▸ TASK OBJECTIVE
Return all lines that include the string "Link".

▸ GIVEN INFORMATION
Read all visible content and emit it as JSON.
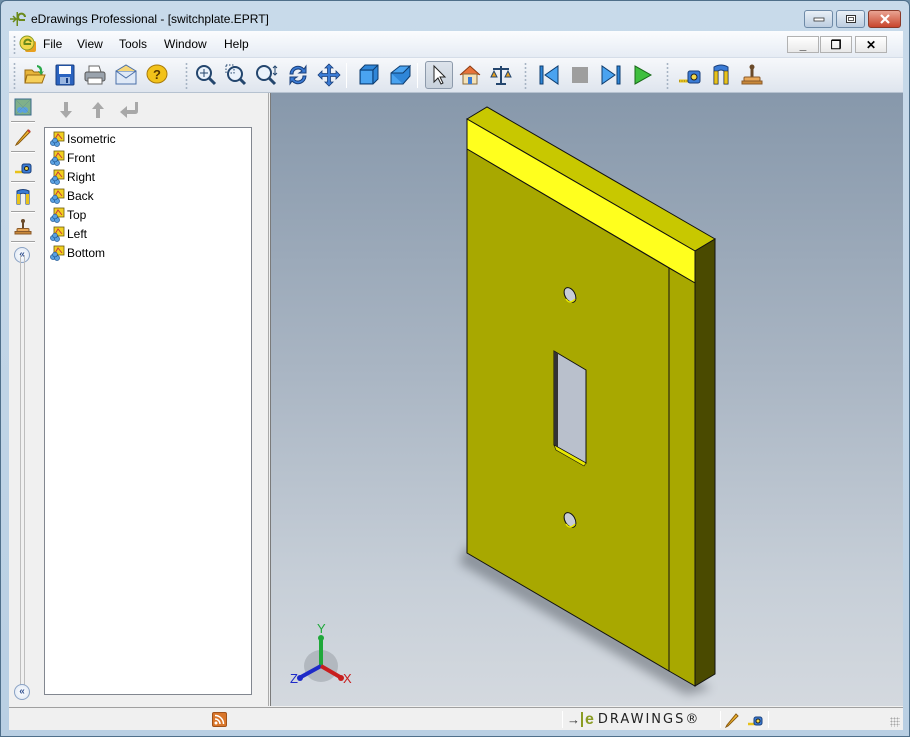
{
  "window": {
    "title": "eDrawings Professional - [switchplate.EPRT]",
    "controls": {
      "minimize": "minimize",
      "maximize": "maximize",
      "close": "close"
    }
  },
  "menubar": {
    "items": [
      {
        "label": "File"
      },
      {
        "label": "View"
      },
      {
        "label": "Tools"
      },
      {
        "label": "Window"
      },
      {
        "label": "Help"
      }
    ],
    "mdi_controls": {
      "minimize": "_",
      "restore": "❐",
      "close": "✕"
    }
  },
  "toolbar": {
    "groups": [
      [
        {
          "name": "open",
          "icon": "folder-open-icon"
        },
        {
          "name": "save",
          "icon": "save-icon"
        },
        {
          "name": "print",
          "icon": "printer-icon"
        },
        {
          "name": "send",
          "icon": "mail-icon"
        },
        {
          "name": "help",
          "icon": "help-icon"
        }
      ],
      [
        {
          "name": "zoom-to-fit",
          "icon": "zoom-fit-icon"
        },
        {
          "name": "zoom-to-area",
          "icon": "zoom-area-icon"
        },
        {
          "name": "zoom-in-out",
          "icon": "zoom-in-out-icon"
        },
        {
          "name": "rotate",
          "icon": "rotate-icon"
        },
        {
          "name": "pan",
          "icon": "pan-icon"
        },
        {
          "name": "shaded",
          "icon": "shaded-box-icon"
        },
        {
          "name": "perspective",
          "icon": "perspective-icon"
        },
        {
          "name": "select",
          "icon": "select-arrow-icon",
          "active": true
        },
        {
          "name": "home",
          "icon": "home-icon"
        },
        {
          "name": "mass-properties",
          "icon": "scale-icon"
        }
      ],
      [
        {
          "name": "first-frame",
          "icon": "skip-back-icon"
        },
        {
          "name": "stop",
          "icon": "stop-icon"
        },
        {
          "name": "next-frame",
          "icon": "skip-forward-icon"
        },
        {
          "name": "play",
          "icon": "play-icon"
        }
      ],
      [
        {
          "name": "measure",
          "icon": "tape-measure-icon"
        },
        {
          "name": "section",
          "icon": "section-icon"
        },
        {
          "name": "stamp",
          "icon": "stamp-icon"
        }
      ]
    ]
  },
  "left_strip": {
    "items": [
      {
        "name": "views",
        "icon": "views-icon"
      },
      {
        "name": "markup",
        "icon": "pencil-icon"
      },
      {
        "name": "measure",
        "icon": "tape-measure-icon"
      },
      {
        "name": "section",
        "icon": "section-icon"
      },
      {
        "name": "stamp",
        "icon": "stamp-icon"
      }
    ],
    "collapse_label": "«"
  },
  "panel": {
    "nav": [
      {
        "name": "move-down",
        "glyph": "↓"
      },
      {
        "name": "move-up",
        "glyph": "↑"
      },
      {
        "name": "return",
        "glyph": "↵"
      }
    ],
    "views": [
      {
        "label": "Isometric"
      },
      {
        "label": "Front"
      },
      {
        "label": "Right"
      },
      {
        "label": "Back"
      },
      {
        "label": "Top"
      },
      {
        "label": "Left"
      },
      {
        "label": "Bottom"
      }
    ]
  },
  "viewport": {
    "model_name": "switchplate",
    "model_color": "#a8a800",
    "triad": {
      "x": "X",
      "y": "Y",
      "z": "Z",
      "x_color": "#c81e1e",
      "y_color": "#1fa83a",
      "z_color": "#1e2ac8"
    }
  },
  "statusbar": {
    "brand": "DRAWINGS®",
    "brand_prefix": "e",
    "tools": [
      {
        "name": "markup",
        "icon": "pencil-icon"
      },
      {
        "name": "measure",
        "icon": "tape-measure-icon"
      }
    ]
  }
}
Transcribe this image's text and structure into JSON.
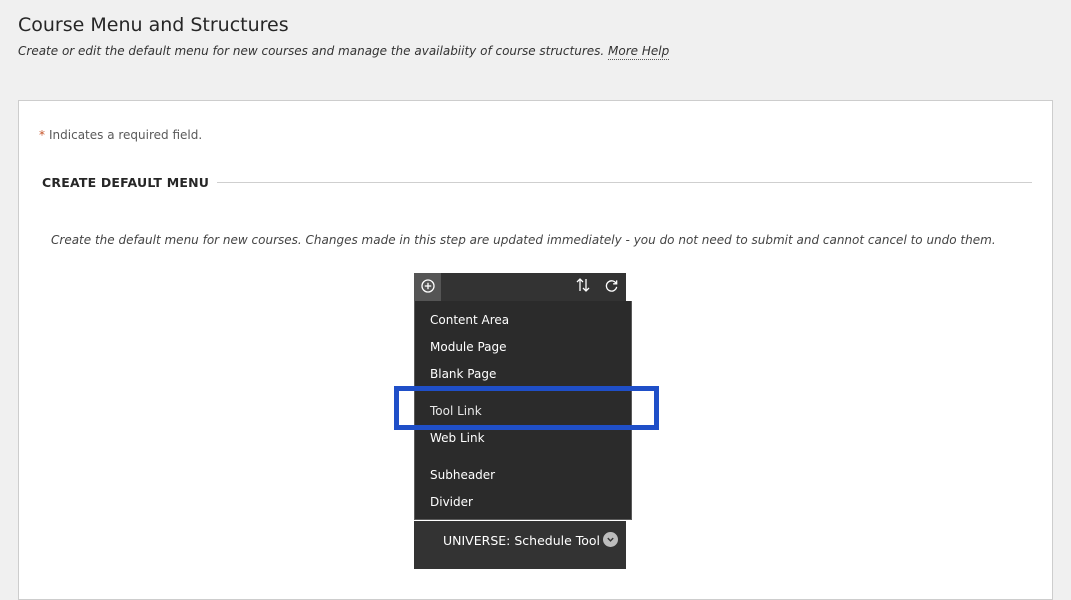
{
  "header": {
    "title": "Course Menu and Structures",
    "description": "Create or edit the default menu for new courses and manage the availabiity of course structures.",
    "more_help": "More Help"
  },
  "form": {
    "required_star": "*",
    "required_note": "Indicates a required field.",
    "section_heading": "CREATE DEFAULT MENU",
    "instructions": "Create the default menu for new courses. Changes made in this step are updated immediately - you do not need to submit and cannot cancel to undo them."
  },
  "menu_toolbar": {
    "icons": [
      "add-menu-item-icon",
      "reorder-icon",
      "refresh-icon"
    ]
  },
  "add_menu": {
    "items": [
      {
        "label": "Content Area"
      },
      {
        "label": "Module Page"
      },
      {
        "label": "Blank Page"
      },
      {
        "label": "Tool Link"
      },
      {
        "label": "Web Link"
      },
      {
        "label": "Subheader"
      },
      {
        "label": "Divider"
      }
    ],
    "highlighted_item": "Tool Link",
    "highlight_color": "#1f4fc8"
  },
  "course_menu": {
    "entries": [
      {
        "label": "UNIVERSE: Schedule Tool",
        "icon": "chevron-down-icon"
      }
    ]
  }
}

...

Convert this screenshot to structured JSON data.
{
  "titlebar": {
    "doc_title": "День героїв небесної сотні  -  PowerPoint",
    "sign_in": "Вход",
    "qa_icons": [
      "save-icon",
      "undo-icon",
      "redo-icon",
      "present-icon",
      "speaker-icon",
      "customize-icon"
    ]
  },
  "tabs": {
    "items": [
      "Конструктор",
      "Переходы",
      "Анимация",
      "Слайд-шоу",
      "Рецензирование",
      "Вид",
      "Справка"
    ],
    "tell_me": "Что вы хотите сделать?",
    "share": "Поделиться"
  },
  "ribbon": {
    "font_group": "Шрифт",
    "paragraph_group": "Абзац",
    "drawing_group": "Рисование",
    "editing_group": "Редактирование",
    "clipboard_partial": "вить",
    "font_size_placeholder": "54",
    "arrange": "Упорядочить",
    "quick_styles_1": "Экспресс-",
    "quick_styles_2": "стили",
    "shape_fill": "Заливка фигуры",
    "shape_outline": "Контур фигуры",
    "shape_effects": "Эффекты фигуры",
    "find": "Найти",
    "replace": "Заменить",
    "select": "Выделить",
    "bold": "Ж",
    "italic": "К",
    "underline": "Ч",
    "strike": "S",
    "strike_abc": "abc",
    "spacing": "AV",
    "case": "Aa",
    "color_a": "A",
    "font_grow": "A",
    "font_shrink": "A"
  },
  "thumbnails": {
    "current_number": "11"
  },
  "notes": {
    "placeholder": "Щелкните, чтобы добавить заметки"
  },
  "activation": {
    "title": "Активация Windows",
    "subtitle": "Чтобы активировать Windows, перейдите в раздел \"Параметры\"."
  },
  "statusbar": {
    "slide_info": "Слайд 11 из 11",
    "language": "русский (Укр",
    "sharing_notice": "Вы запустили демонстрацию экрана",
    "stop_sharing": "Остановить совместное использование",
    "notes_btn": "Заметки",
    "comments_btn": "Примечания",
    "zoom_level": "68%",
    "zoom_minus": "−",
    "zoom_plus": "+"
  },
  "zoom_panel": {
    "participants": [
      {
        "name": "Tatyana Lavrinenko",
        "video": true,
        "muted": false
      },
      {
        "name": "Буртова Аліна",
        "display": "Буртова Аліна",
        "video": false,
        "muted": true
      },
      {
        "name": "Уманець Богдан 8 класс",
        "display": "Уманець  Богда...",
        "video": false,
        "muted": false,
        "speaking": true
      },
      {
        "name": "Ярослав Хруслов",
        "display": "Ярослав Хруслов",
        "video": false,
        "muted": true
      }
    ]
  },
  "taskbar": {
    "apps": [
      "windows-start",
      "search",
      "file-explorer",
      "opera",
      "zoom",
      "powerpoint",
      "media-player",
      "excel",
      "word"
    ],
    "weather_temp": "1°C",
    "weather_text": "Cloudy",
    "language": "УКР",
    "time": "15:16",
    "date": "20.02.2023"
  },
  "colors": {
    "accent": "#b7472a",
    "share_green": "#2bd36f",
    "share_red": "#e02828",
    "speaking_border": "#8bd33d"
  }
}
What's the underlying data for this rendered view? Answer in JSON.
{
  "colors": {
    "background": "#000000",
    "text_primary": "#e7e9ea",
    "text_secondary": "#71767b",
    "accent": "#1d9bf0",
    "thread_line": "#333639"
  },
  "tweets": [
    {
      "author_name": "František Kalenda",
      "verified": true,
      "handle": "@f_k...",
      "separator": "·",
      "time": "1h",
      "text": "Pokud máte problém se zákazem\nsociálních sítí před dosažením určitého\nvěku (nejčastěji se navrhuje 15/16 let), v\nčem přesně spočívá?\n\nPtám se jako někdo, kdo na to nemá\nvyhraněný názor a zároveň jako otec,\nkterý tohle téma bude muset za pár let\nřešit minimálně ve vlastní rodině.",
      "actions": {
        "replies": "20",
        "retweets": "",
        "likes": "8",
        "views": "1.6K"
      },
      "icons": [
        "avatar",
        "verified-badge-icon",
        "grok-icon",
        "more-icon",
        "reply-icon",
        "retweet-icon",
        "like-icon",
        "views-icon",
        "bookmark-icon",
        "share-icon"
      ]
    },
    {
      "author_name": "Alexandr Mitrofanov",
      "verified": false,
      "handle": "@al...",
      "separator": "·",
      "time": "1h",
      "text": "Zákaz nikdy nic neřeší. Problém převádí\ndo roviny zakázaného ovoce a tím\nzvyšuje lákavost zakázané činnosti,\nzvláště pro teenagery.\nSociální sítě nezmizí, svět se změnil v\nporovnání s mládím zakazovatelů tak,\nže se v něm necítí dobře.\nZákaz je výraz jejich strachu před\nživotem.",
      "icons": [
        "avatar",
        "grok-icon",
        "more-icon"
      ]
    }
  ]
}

▸ WRITTEN SOLUTION
        "label": "Tool Link"
        "label": "Web Link"
    "highlighted_item": "Tool Link",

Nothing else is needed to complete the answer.